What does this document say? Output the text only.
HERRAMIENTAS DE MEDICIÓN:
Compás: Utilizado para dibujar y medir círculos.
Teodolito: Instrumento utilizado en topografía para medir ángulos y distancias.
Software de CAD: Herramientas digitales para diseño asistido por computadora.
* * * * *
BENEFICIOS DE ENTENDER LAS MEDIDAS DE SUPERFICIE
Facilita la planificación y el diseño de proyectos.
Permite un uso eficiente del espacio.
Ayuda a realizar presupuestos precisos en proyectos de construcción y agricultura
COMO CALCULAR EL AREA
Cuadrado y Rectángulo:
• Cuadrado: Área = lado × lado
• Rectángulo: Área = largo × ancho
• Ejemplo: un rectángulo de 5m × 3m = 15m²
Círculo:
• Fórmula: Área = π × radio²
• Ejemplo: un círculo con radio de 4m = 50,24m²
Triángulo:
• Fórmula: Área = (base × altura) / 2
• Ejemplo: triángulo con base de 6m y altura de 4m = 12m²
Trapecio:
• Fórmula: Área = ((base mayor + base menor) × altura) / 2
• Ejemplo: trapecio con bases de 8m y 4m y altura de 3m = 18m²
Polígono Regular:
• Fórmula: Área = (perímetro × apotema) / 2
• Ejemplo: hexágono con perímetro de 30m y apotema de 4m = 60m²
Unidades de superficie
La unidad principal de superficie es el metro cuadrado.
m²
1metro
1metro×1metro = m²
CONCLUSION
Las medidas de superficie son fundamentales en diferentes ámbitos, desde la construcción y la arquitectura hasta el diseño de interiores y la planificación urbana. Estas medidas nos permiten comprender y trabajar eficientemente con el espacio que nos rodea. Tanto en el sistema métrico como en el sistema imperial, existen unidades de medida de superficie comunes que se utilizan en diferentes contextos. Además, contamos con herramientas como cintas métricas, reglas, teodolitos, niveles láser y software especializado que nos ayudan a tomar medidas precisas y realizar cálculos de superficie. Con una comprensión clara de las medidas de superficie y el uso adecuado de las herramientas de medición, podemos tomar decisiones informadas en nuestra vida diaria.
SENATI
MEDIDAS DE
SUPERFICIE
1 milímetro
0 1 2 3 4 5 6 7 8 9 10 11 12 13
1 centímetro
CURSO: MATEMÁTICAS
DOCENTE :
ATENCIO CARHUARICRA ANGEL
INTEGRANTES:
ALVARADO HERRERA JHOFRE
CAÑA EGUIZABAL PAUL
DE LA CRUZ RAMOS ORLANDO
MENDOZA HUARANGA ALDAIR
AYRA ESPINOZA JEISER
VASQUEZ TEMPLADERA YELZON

■ **What the exercise asks**
The entries above must be returned exactly.

■ **Exercise output**
What does this document say? Output the text only.
HERRAMIENTAS DE MEDICIÓN:
Compás: Utilizado para dibujar y medir círculos.
Teodolito: Instrumento utilizado en topografía para medir ángulos y distancias.
Software de CAD: Herramientas digitales para diseño asistido por computadora.
* * * * *
BENEFICIOS DE ENTENDER LAS MEDIDAS DE SUPERFICIE
Facilita la planificación y el diseño de proyectos.
Permite un uso eficiente del espacio.
Ayuda a realizar presupuestos precisos en proyectos de construcción y agricultura
COMO CALCULAR EL AREA
Cuadrado y Rectángulo:
• Cuadrado: Área = lado × lado
• Rectángulo: Área = largo × ancho
• Ejemplo: un rectángulo de 5m × 3m = 15m²
Círculo:
• Fórmula: Área = π × radio²
• Ejemplo: un círculo con radio de 4m = 50,24m²
Triángulo:
• Fórmula: Área = (base × altura) / 2
• Ejemplo: triángulo con base de 6m y altura de 4m = 12m²
Trapecio:
• Fórmula: Área = ((base mayor + base menor) × altura) / 2
• Ejemplo: trapecio con bases de 8m y 4m y altura de 3m = 18m²
Polígono Regular:
• Fórmula: Área = (perímetro × apotema) / 2
• Ejemplo: hexágono con perímetro de 30m y apotema de 4m = 60m²
Unidades de superficie
La unidad principal de superficie es el metro cuadrado.
m²
1metro
1metro×1metro = m²
CONCLUSION
Las medidas de superficie son fundamentales en diferentes ámbitos, desde la construcción y la arquitectura hasta el diseño de interiores y la planificación urbana. Estas medidas nos permiten comprender y trabajar eficientemente con el espacio que nos rodea. Tanto en el sistema métrico como en el sistema imperial, existen unidades de medida de superficie comunes que se utilizan en diferentes contextos. Además, contamos con herramientas como cintas métricas, reglas, teodolitos, niveles láser y software especializado que nos ayudan a tomar medidas precisas y realizar cálculos de superficie. Con una comprensión clara de las medidas de superficie y el uso adecuado de las herramientas de medición, podemos tomar decisiones informadas en nuestra vida diaria.
SENATI
MEDIDAS DE
SUPERFICIE
1 milímetro
0 1 2 3 4 5 6 7 8 9 10 11 12 13
1 centímetro
CURSO: MATEMÁTICAS
DOCENTE :
ATENCIO CARHUARICRA ANGEL
INTEGRANTES:
ALVARADO HERRERA JHOFRE
CAÑA EGUIZABAL PAUL
DE LA CRUZ RAMOS ORLANDO
MENDOZA HUARANGA ALDAIR
AYRA ESPINOZA JEISER
VASQUEZ TEMPLADERA YELZON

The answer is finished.